• ROWS:
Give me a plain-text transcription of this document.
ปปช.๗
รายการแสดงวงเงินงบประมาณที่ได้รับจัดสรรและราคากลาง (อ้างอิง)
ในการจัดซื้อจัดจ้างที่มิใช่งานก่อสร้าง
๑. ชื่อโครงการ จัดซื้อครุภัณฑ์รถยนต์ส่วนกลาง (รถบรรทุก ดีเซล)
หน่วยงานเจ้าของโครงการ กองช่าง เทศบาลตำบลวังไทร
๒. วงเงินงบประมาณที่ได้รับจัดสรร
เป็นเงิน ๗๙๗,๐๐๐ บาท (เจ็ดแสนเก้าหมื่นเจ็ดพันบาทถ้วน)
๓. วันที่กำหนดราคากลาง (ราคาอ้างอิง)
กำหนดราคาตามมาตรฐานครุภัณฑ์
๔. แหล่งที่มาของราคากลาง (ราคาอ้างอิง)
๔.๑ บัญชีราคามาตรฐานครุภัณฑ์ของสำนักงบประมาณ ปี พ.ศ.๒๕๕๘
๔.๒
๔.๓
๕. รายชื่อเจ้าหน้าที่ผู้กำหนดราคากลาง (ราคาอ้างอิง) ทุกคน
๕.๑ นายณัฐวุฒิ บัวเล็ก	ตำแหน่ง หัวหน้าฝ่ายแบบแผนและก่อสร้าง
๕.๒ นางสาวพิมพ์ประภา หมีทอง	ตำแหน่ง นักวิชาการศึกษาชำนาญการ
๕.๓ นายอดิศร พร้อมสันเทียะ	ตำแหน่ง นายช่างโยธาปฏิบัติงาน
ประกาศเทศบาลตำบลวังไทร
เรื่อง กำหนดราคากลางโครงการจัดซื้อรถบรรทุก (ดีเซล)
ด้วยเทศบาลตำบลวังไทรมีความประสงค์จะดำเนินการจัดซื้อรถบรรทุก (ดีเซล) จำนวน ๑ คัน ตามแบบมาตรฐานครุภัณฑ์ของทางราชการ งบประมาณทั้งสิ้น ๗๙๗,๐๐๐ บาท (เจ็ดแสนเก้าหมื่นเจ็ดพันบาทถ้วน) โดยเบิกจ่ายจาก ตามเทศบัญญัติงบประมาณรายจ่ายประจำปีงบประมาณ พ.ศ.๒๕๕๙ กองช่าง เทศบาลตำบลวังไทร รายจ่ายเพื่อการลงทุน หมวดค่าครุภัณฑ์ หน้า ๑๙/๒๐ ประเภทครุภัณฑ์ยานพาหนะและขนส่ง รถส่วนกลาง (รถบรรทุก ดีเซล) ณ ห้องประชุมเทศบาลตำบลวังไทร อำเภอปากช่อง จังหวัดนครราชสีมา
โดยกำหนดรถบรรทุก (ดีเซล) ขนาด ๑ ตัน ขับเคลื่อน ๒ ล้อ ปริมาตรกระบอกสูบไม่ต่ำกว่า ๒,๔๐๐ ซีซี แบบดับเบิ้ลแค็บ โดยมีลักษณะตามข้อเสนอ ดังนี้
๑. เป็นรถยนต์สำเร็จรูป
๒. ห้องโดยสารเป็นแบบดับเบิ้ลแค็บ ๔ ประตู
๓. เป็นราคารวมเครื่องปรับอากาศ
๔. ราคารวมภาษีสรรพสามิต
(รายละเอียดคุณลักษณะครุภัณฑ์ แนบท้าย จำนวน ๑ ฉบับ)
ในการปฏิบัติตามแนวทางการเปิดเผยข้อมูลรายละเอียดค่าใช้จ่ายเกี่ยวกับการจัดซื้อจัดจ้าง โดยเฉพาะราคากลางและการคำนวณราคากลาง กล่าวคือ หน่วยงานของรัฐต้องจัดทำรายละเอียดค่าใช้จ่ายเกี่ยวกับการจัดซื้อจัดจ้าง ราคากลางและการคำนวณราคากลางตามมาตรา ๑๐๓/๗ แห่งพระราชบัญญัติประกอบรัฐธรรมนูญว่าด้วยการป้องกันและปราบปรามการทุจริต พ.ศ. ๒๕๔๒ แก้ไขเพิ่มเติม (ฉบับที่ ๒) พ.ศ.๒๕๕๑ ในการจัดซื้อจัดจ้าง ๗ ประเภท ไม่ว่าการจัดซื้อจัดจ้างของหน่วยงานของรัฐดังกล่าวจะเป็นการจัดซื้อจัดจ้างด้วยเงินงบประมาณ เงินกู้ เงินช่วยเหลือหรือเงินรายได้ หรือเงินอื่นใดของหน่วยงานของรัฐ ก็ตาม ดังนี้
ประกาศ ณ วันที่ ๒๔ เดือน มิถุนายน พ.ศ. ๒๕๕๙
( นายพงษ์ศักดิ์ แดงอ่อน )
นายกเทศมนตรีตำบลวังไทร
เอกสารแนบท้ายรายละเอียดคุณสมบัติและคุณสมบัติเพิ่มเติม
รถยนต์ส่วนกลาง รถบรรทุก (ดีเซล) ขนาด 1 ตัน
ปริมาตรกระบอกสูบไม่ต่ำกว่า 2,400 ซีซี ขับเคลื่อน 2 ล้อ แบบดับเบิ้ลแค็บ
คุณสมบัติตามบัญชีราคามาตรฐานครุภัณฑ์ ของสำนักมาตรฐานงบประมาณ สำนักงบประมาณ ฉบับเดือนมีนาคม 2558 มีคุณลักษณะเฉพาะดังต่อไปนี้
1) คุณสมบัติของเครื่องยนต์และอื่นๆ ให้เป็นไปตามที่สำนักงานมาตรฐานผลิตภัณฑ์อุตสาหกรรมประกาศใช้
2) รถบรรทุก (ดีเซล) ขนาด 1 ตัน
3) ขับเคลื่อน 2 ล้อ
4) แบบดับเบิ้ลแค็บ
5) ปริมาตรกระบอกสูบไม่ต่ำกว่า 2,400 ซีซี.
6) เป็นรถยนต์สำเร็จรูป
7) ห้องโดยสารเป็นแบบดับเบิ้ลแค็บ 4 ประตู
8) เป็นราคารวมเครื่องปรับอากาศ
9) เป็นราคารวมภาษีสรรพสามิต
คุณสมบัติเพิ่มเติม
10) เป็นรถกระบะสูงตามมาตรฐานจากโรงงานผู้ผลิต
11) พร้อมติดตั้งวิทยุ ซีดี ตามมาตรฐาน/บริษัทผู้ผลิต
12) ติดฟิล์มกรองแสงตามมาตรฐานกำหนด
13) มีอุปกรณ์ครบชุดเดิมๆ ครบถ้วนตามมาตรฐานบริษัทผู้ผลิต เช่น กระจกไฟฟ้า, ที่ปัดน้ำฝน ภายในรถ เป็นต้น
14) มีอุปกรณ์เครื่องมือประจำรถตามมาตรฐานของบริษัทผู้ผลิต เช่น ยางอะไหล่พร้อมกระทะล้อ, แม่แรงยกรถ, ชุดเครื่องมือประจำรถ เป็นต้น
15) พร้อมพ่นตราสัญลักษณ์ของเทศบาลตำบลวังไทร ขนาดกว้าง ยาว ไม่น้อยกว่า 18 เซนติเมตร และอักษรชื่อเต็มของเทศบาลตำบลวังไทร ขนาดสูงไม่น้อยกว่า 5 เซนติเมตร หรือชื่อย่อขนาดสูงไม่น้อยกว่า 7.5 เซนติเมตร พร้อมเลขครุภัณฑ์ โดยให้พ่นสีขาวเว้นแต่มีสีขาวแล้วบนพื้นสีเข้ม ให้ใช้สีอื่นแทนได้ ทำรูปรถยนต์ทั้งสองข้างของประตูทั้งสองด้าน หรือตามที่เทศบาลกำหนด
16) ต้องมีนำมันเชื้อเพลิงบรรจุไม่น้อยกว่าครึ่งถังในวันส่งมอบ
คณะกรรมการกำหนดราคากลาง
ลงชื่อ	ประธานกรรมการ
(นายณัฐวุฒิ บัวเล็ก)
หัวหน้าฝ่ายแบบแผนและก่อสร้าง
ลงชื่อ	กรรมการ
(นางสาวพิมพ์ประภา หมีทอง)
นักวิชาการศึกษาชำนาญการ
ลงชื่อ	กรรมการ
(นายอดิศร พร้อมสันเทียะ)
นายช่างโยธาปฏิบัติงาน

• THE PROBLEM: Locate each line with the word "นบาทถ" and copy it.

• FINISHED TASK:
เป็นเงิน ๗๙๗,๐๐๐ บาท (เจ็ดแสนเก้าหมื่นเจ็ดพันบาทถ้วน)
ด้วยเทศบาลตำบลวังไทรมีความประสงค์จะดำเนินการจัดซื้อรถบรรทุก (ดีเซล) จำนวน ๑ คัน ตามแบบมาตรฐานครุภัณฑ์ของทางราชการ งบประมาณทั้งสิ้น ๗๙๗,๐๐๐ บาท (เจ็ดแสนเก้าหมื่นเจ็ดพันบาทถ้วน) โดยเบิกจ่ายจาก ตามเทศบัญญัติงบประมาณรายจ่ายประจำปีงบประมาณ พ.ศ.๒๕๕๙ กองช่าง เทศบาลตำบลวังไทร รายจ่ายเพื่อการลงทุน หมวดค่าครุภัณฑ์ หน้า ๑๙/๒๐ ประเภทครุภัณฑ์ยานพาหนะและขนส่ง รถส่วนกลาง (รถบรรทุก ดีเซล) ณ ห้องประชุมเทศบาลตำบลวังไทร อำเภอปากช่อง จังหวัดนครราชสีมา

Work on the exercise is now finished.